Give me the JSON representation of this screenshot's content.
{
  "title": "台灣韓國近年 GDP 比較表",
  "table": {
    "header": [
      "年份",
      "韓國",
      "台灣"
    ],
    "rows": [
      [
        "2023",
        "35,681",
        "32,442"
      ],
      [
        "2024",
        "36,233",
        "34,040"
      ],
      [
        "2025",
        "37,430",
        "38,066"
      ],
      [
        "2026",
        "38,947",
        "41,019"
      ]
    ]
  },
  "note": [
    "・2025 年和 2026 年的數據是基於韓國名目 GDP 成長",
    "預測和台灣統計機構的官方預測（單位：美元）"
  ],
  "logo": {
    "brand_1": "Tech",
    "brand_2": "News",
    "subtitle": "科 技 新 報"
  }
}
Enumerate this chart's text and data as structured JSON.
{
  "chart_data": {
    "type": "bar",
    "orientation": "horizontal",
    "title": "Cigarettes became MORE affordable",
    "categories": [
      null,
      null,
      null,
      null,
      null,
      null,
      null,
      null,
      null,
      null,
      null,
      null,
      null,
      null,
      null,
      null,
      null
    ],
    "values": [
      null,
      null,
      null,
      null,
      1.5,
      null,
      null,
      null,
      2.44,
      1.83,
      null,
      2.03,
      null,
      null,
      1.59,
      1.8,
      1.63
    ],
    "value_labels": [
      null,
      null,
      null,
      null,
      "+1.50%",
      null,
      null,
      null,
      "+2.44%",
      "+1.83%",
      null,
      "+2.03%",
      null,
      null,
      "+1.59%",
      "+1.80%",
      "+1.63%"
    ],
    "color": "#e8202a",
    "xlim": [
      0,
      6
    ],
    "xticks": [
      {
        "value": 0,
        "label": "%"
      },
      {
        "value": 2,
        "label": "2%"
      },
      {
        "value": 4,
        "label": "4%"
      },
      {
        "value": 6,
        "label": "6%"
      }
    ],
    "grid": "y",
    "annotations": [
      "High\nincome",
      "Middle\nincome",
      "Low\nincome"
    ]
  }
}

**TO DO:** Out of the material above, select every line that holds the string "JSON".

**THE OUTPUT:**
Give me the JSON representation of this screenshot's content.
Enumerate this chart's text and data as structured JSON.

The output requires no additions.